-- start of Data provided --
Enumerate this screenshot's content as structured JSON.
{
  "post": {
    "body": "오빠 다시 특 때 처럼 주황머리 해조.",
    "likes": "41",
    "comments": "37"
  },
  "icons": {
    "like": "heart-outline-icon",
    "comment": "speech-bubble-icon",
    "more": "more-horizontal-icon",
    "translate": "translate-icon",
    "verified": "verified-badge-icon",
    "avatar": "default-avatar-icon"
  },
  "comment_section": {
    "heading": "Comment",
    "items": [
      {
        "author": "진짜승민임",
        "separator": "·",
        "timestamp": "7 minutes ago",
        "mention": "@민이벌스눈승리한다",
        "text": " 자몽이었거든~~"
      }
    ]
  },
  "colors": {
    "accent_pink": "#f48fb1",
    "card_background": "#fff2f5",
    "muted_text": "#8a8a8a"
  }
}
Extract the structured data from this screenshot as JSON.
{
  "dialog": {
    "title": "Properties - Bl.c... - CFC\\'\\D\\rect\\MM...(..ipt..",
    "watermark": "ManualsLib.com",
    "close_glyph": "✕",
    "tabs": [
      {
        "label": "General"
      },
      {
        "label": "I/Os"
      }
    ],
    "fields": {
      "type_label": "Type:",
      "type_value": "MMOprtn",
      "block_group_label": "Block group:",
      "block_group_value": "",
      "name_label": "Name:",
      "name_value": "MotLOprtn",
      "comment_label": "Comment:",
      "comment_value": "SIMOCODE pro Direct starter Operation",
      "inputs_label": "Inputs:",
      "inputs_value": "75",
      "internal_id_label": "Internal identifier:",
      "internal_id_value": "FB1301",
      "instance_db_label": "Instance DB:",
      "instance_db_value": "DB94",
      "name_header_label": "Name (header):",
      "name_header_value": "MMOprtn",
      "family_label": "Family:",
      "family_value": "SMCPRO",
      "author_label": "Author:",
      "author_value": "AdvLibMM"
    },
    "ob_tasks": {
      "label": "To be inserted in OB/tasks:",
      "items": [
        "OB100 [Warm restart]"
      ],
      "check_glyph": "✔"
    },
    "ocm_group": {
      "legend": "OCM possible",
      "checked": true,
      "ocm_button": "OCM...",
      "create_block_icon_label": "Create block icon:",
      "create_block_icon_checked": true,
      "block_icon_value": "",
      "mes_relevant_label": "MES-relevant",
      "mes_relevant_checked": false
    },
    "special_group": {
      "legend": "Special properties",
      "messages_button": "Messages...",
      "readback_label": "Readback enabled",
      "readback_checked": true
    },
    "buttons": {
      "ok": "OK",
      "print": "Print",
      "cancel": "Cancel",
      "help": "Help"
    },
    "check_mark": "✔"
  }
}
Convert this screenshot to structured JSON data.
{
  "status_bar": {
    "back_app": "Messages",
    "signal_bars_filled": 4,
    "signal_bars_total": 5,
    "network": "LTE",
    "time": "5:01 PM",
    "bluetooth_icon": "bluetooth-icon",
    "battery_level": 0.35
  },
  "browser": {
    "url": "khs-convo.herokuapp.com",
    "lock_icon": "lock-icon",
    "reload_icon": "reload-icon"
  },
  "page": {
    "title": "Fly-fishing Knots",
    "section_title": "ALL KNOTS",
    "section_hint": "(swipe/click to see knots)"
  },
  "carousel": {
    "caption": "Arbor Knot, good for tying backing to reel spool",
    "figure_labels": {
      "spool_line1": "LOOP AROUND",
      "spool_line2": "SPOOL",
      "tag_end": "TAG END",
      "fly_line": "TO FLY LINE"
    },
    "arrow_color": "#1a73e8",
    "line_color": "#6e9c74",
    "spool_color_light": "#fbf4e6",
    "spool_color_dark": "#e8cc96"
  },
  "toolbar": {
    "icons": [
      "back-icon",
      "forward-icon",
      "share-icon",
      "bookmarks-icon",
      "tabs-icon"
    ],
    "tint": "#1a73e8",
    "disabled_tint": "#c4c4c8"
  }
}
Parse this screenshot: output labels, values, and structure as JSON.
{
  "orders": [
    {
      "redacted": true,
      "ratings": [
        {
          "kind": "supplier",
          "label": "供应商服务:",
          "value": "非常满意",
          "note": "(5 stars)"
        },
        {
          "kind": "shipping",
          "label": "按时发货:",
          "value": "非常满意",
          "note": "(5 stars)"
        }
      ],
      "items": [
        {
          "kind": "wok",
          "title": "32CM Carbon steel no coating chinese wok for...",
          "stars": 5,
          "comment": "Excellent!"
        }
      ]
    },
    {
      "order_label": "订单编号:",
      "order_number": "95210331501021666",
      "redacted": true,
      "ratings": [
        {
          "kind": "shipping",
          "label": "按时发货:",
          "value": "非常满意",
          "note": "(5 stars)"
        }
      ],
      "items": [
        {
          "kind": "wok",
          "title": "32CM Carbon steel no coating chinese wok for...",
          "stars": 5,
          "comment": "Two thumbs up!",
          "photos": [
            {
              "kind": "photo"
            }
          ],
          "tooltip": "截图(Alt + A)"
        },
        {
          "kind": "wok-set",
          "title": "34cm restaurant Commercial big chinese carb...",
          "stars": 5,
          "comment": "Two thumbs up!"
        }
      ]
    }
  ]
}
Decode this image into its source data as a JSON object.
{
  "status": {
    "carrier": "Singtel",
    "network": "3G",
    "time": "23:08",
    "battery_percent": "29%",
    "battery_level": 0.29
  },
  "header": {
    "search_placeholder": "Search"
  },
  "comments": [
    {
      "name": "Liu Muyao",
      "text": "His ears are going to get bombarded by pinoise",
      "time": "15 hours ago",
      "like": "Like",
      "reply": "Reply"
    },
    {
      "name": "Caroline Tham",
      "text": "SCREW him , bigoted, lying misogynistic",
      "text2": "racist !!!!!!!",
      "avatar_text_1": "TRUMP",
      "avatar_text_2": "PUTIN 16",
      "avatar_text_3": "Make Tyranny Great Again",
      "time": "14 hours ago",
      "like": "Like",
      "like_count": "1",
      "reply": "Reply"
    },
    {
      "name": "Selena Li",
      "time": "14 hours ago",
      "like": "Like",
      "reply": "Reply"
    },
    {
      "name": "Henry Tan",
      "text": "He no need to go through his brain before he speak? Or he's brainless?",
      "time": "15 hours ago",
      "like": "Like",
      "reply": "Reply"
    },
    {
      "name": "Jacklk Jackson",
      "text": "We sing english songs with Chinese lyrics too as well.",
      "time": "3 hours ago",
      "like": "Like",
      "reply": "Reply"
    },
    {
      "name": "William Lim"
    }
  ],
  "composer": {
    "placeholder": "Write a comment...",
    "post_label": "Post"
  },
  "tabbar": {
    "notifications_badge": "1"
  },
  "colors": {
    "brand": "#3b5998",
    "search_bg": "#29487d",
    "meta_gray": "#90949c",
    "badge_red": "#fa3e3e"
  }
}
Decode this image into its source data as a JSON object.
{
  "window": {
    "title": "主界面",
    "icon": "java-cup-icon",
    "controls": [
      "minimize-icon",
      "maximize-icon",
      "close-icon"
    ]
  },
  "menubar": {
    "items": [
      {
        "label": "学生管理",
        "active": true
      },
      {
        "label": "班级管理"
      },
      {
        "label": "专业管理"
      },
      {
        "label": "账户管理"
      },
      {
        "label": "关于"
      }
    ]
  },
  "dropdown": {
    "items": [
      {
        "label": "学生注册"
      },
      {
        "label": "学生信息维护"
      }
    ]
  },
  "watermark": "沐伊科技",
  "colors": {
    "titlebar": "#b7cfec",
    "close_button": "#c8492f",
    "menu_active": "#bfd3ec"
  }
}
-- end of Data provided --
» **Given problem**: Write out every entry verbatim.

» **Full response**:
Enumerate this screenshot's content as structured JSON.
{
  "post": {
    "body": "오빠 다시 특 때 처럼 주황머리 해조.",
    "likes": "41",
    "comments": "37"
  },
  "icons": {
    "like": "heart-outline-icon",
    "comment": "speech-bubble-icon",
    "more": "more-horizontal-icon",
    "translate": "translate-icon",
    "verified": "verified-badge-icon",
    "avatar": "default-avatar-icon"
  },
  "comment_section": {
    "heading": "Comment",
    "items": [
      {
        "author": "진짜승민임",
        "separator": "·",
        "timestamp": "7 minutes ago",
        "mention": "@민이벌스눈승리한다",
        "text": " 자몽이었거든~~"
      }
    ]
  },
  "colors": {
    "accent_pink": "#f48fb1",
    "card_background": "#fff2f5",
    "muted_text": "#8a8a8a"
  }
}
Extract the structured data from this screenshot as JSON.
{
  "dialog": {
    "title": "Properties - Bl.c... - CFC\\'\\D\\rect\\MM...(..ipt..",
    "watermark": "ManualsLib.com",
    "close_glyph": "✕",
    "tabs": [
      {
        "label": "General"
      },
      {
        "label": "I/Os"
      }
    ],
    "fields": {
      "type_label": "Type:",
      "type_value": "MMOprtn",
      "block_group_label": "Block group:",
      "block_group_value": "",
      "name_label": "Name:",
      "name_value": "MotLOprtn",
      "comment_label": "Comment:",
      "comment_value": "SIMOCODE pro Direct starter Operation",
      "inputs_label": "Inputs:",
      "inputs_value": "75",
      "internal_id_label": "Internal identifier:",
      "internal_id_value": "FB1301",
      "instance_db_label": "Instance DB:",
      "instance_db_value": "DB94",
      "name_header_label": "Name (header):",
      "name_header_value": "MMOprtn",
      "family_label": "Family:",
      "family_value": "SMCPRO",
      "author_label": "Author:",
      "author_value": "AdvLibMM"
    },
    "ob_tasks": {
      "label": "To be inserted in OB/tasks:",
      "items": [
        "OB100 [Warm restart]"
      ],
      "check_glyph": "✔"
    },
    "ocm_group": {
      "legend": "OCM possible",
      "checked": true,
      "ocm_button": "OCM...",
      "create_block_icon_label": "Create block icon:",
      "create_block_icon_checked": true,
      "block_icon_value": "",
      "mes_relevant_label": "MES-relevant",
      "mes_relevant_checked": false
    },
    "special_group": {
      "legend": "Special properties",
      "messages_button": "Messages...",
      "readback_label": "Readback enabled",
      "readback_checked": true
    },
    "buttons": {
      "ok": "OK",
      "print": "Print",
      "cancel": "Cancel",
      "help": "Help"
    },
    "check_mark": "✔"
  }
}
Convert this screenshot to structured JSON data.
{
  "status_bar": {
    "back_app": "Messages",
    "signal_bars_filled": 4,
    "signal_bars_total": 5,
    "network": "LTE",
    "time": "5:01 PM",
    "bluetooth_icon": "bluetooth-icon",
    "battery_level": 0.35
  },
  "browser": {
    "url": "khs-convo.herokuapp.com",
    "lock_icon": "lock-icon",
    "reload_icon": "reload-icon"
  },
  "page": {
    "title": "Fly-fishing Knots",
    "section_title": "ALL KNOTS",
    "section_hint": "(swipe/click to see knots)"
  },
  "carousel": {
    "caption": "Arbor Knot, good for tying backing to reel spool",
    "figure_labels": {
      "spool_line1": "LOOP AROUND",
      "spool_line2": "SPOOL",
      "tag_end": "TAG END",
      "fly_line": "TO FLY LINE"
    },
    "arrow_color": "#1a73e8",
    "line_color": "#6e9c74",
    "spool_color_light": "#fbf4e6",
    "spool_color_dark": "#e8cc96"
  },
  "toolbar": {
    "icons": [
      "back-icon",
      "forward-icon",
      "share-icon",
      "bookmarks-icon",
      "tabs-icon"
    ],
    "tint": "#1a73e8",
    "disabled_tint": "#c4c4c8"
  }
}
Parse this screenshot: output labels, values, and structure as JSON.
{
  "orders": [
    {
      "redacted": true,
      "ratings": [
        {
          "kind": "supplier",
          "label": "供应商服务:",
          "value": "非常满意",
          "note": "(5 stars)"
        },
        {
          "kind": "shipping",
          "label": "按时发货:",
          "value": "非常满意",
          "note": "(5 stars)"
        }
      ],
      "items": [
        {
          "kind": "wok",
          "title": "32CM Carbon steel no coating chinese wok for...",
          "stars": 5,
          "comment": "Excellent!"
        }
      ]
    },
    {
      "order_label": "订单编号:",
      "order_number": "95210331501021666",
      "redacted": true,
      "ratings": [
        {
          "kind": "shipping",
          "label": "按时发货:",
          "value": "非常满意",
          "note": "(5 stars)"
        }
      ],
      "items": [
        {
          "kind": "wok",
          "title": "32CM Carbon steel no coating chinese wok for...",
          "stars": 5,
          "comment": "Two thumbs up!",
          "photos": [
            {
              "kind": "photo"
            }
          ],
          "tooltip": "截图(Alt + A)"
        },
        {
          "kind": "wok-set",
          "title": "34cm restaurant Commercial big chinese carb...",
          "stars": 5,
          "comment": "Two thumbs up!"
        }
      ]
    }
  ]
}
Decode this image into its source data as a JSON object.
{
  "status": {
    "carrier": "Singtel",
    "network": "3G",
    "time": "23:08",
    "battery_percent": "29%",
    "battery_level": 0.29
  },
  "header": {
    "search_placeholder": "Search"
  },
  "comments": [
    {
      "name": "Liu Muyao",
      "text": "His ears are going to get bombarded by pinoise",
      "time": "15 hours ago",
      "like": "Like",
      "reply": "Reply"
    },
    {
      "name": "Caroline Tham",
      "text": "SCREW him , bigoted, lying misogynistic",
      "text2": "racist !!!!!!!",
      "avatar_text_1": "TRUMP",
      "avatar_text_2": "PUTIN 16",
      "avatar_text_3": "Make Tyranny Great Again",
      "time": "14 hours ago",
      "like": "Like",
      "like_count": "1",
      "reply": "Reply"
    },
    {
      "name": "Selena Li",
      "time": "14 hours ago",
      "like": "Like",
      "reply": "Reply"
    },
    {
      "name": "Henry Tan",
      "text": "He no need to go through his brain before he speak? Or he's brainless?",
      "time": "15 hours ago",
      "like": "Like",
      "reply": "Reply"
    },
    {
      "name": "Jacklk Jackson",
      "text": "We sing english songs with Chinese lyrics too as well.",
      "time": "3 hours ago",
      "like": "Like",
      "reply": "Reply"
    },
    {
      "name": "William Lim"
    }
  ],
  "composer": {
    "placeholder": "Write a comment...",
    "post_label": "Post"
  },
  "tabbar": {
    "notifications_badge": "1"
  },
  "colors": {
    "brand": "#3b5998",
    "search_bg": "#29487d",
    "meta_gray": "#90949c",
    "badge_red": "#fa3e3e"
  }
}
Decode this image into its source data as a JSON object.
{
  "window": {
    "title": "主界面",
    "icon": "java-cup-icon",
    "controls": [
      "minimize-icon",
      "maximize-icon",
      "close-icon"
    ]
  },
  "menubar": {
    "items": [
      {
        "label": "学生管理",
        "active": true
      },
      {
        "label": "班级管理"
      },
      {
        "label": "专业管理"
      },
      {
        "label": "账户管理"
      },
      {
        "label": "关于"
      }
    ]
  },
  "dropdown": {
    "items": [
      {
        "label": "学生注册"
      },
      {
        "label": "学生信息维护"
      }
    ]
  },
  "watermark": "沐伊科技",
  "colors": {
    "titlebar": "#b7cfec",
    "close_button": "#c8492f",
    "menu_active": "#bfd3ec"
  }
}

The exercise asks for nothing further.